(Layout element entries)
*****

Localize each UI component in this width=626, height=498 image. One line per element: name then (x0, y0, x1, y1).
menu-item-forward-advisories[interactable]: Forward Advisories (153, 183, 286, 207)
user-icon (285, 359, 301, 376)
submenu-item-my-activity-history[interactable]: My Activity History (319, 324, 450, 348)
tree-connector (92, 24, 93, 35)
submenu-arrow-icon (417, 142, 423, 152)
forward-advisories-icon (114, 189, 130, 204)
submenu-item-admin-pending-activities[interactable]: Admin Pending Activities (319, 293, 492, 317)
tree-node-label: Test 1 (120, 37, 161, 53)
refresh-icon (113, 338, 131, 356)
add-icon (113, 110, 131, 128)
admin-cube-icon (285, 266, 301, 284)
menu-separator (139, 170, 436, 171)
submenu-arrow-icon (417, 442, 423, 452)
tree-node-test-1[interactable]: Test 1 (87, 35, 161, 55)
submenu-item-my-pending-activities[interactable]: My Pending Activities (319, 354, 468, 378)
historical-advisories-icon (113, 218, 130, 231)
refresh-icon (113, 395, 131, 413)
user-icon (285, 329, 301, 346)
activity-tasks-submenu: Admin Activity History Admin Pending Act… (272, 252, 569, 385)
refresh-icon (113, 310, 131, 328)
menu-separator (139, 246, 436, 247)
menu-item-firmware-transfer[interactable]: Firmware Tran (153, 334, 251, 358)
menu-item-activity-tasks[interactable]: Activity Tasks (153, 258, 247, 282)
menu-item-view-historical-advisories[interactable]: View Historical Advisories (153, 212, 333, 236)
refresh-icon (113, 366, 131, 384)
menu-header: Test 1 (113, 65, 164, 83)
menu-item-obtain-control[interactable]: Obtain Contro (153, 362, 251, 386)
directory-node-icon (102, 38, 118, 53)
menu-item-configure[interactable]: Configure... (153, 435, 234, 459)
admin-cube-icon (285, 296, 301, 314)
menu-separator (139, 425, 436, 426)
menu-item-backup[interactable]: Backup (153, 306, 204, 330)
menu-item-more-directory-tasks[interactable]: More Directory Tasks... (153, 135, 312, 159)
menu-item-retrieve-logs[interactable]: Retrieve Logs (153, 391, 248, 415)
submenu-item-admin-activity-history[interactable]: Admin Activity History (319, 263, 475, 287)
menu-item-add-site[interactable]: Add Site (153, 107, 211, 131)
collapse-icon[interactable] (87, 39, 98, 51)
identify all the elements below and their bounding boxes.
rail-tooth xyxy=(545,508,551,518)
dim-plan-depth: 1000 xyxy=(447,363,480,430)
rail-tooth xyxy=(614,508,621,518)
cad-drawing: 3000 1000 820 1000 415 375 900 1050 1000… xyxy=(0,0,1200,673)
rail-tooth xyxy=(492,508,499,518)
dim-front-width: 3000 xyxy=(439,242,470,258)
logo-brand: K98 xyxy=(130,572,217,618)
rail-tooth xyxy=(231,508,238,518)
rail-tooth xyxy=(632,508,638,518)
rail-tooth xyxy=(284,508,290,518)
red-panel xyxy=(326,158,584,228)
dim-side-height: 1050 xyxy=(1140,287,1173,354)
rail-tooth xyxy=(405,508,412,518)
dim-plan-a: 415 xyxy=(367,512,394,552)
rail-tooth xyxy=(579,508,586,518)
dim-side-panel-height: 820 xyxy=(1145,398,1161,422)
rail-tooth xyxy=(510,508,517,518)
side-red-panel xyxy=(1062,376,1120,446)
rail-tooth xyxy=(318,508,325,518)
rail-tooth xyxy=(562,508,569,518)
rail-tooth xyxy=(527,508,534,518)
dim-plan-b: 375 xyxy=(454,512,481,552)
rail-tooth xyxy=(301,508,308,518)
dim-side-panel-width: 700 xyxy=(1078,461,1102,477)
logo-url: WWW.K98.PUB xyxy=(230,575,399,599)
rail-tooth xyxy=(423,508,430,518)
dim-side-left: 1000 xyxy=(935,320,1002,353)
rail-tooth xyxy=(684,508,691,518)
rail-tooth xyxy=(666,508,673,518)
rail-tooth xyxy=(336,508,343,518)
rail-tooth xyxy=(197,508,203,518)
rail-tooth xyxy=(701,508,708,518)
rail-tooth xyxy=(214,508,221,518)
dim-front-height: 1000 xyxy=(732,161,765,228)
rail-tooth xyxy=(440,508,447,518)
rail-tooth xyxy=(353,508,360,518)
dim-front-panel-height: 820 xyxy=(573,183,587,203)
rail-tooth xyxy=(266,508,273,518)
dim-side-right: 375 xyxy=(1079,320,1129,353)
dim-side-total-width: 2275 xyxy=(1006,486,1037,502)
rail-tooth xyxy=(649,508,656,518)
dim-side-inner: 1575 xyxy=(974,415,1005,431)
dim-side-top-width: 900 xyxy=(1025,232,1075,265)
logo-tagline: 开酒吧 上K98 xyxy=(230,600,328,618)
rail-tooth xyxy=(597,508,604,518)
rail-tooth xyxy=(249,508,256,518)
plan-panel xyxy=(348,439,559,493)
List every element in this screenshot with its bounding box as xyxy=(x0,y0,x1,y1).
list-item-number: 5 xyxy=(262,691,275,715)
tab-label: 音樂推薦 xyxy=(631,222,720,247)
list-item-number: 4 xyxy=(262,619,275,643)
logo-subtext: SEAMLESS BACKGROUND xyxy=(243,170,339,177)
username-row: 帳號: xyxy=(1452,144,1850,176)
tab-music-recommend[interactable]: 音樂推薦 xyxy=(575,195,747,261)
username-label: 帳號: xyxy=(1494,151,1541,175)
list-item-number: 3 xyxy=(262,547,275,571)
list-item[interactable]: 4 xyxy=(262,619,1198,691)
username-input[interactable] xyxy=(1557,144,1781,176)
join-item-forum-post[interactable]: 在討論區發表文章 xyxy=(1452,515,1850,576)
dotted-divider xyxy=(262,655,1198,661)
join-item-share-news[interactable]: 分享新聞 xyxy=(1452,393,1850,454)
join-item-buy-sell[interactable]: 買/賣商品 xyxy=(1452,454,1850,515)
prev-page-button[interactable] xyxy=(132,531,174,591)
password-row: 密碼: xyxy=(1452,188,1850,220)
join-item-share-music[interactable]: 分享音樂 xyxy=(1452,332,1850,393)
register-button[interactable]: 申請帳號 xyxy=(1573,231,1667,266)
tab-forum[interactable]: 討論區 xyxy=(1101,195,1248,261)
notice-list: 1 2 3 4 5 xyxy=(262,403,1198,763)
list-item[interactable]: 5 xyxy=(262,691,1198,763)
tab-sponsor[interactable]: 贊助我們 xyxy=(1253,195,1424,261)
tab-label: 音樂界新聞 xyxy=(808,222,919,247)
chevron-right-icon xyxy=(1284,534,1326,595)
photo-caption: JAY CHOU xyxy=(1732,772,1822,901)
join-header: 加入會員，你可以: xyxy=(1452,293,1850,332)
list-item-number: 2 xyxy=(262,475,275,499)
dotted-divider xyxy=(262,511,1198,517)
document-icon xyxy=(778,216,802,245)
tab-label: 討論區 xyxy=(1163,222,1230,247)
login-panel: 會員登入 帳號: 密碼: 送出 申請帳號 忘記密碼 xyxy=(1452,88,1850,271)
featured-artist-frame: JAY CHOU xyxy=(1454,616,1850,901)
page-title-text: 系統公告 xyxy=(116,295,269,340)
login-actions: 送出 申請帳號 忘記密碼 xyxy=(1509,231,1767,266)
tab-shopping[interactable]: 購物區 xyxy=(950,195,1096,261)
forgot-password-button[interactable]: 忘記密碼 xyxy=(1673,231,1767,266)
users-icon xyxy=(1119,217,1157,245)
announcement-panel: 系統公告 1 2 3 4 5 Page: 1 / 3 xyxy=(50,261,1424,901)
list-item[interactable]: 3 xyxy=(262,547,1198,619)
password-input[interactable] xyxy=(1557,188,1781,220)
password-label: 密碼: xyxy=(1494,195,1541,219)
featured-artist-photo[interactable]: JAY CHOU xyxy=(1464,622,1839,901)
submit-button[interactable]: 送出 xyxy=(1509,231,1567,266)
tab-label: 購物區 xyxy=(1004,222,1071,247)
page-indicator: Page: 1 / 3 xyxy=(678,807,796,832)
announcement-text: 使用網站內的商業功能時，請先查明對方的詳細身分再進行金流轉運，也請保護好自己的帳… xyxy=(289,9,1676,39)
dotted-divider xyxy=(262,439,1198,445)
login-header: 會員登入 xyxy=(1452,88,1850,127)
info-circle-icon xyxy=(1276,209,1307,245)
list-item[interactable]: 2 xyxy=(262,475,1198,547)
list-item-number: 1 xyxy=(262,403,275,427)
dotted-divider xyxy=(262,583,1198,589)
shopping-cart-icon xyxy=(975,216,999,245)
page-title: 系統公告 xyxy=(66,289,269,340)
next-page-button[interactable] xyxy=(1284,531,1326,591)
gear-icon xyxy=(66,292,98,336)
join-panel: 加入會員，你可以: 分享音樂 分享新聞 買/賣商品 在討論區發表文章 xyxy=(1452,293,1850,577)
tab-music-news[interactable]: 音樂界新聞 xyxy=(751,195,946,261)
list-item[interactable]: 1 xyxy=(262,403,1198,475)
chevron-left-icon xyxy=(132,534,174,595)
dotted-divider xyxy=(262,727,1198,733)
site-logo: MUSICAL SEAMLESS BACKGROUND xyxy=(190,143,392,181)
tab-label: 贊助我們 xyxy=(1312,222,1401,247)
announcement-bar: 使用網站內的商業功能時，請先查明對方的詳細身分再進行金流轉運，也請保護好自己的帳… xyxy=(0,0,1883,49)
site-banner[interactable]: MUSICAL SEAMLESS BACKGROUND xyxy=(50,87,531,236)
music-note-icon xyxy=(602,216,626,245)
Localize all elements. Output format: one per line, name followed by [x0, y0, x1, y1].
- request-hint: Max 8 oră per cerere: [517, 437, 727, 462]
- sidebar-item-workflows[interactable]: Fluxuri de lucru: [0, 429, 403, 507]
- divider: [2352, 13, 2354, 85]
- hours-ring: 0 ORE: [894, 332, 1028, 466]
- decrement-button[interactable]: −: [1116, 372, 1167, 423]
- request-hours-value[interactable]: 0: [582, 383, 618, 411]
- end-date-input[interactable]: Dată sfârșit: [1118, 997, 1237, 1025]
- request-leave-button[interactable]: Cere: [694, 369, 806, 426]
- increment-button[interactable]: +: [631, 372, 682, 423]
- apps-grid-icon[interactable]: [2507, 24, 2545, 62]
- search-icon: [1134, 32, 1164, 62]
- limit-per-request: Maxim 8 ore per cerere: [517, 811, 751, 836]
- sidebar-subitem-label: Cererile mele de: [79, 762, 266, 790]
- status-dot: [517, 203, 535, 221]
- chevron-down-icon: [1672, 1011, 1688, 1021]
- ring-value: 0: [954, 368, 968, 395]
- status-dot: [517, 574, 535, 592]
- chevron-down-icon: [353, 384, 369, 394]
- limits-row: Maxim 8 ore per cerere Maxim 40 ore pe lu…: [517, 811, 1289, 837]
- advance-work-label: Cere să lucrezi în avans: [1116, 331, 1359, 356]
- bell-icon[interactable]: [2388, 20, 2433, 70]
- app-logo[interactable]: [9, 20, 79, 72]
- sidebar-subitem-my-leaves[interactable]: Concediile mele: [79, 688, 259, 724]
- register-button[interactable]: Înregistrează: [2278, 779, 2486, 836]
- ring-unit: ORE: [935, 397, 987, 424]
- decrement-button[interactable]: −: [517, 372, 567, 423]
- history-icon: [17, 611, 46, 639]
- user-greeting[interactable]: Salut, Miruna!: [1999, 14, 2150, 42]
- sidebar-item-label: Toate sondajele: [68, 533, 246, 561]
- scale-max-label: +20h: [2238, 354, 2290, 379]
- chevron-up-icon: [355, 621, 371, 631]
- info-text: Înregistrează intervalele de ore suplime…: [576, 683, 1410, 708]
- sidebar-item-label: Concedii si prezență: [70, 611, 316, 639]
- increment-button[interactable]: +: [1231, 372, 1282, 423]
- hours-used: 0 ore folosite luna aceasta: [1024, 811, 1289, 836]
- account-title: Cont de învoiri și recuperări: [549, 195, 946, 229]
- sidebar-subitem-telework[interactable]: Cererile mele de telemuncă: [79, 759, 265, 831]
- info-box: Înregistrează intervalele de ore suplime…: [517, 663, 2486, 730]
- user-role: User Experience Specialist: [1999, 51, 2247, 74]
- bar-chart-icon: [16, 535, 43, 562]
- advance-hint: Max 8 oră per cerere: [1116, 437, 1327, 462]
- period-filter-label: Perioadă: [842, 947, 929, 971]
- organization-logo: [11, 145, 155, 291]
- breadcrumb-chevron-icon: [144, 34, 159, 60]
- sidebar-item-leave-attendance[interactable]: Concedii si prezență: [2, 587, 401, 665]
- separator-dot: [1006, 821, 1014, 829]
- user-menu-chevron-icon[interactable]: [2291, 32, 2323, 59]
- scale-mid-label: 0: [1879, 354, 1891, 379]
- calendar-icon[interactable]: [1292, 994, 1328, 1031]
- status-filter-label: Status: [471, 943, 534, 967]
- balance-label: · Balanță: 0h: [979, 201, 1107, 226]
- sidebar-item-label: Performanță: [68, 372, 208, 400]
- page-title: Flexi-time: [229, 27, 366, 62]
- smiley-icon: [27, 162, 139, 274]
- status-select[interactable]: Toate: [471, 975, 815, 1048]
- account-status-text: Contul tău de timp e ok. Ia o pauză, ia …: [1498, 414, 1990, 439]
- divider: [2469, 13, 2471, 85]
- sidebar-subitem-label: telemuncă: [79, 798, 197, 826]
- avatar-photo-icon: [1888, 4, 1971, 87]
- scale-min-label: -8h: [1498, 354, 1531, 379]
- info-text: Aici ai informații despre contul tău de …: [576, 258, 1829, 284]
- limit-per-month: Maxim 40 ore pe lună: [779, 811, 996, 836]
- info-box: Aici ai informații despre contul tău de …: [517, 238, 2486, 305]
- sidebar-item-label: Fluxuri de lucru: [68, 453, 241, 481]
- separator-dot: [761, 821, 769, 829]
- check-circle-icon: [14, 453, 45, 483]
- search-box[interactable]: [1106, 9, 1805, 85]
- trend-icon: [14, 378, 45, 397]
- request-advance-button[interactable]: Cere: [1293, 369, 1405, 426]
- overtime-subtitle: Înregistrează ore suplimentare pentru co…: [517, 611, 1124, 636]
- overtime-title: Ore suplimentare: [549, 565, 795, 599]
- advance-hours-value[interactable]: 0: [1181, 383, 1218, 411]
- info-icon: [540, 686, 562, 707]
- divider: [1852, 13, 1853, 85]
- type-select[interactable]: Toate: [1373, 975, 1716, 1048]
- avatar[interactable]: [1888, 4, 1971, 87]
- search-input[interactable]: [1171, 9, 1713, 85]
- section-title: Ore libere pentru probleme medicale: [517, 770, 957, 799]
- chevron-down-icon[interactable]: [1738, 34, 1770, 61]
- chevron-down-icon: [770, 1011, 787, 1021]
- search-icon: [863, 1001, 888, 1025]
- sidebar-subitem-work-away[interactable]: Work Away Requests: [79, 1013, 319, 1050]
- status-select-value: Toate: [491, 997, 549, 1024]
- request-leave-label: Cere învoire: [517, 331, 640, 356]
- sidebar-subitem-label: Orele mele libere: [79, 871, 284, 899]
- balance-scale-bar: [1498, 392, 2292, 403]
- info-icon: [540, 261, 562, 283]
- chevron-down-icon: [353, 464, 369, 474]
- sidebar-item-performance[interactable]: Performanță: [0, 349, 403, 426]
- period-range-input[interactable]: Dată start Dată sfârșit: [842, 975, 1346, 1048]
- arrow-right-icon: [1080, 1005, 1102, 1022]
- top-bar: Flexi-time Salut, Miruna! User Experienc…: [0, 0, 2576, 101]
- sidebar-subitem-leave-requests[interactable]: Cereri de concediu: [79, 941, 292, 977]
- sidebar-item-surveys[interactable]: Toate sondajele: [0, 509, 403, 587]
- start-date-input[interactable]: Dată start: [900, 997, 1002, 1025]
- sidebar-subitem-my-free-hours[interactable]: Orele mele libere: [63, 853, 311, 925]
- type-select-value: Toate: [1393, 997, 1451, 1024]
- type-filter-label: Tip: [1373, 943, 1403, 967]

*****

Copy the records above word for word, everything from the first line down to the line that contains "menu-separator (139, 425, 436, 426)", with that line included.

▸ ANSWER
Localize each UI component in this width=626, height=498 image. One line per element: name then (x0, y0, x1, y1).
menu-item-forward-advisories[interactable]: Forward Advisories (153, 183, 286, 207)
user-icon (285, 359, 301, 376)
submenu-item-my-activity-history[interactable]: My Activity History (319, 324, 450, 348)
tree-connector (92, 24, 93, 35)
submenu-arrow-icon (417, 142, 423, 152)
forward-advisories-icon (114, 189, 130, 204)
submenu-item-admin-pending-activities[interactable]: Admin Pending Activities (319, 293, 492, 317)
tree-node-label: Test 1 (120, 37, 161, 53)
refresh-icon (113, 338, 131, 356)
add-icon (113, 110, 131, 128)
admin-cube-icon (285, 266, 301, 284)
menu-separator (139, 170, 436, 171)
submenu-arrow-icon (417, 442, 423, 452)
tree-node-test-1[interactable]: Test 1 (87, 35, 161, 55)
submenu-item-my-pending-activities[interactable]: My Pending Activities (319, 354, 468, 378)
historical-advisories-icon (113, 218, 130, 231)
refresh-icon (113, 395, 131, 413)
user-icon (285, 329, 301, 346)
activity-tasks-submenu: Admin Activity History Admin Pending Act… (272, 252, 569, 385)
refresh-icon (113, 310, 131, 328)
menu-separator (139, 246, 436, 247)
menu-item-firmware-transfer[interactable]: Firmware Tran (153, 334, 251, 358)
menu-item-activity-tasks[interactable]: Activity Tasks (153, 258, 247, 282)
menu-item-view-historical-advisories[interactable]: View Historical Advisories (153, 212, 333, 236)
refresh-icon (113, 366, 131, 384)
menu-header: Test 1 (113, 65, 164, 83)
menu-item-obtain-control[interactable]: Obtain Contro (153, 362, 251, 386)
directory-node-icon (102, 38, 118, 53)
menu-item-configure[interactable]: Configure... (153, 435, 234, 459)
admin-cube-icon (285, 296, 301, 314)
menu-separator (139, 425, 436, 426)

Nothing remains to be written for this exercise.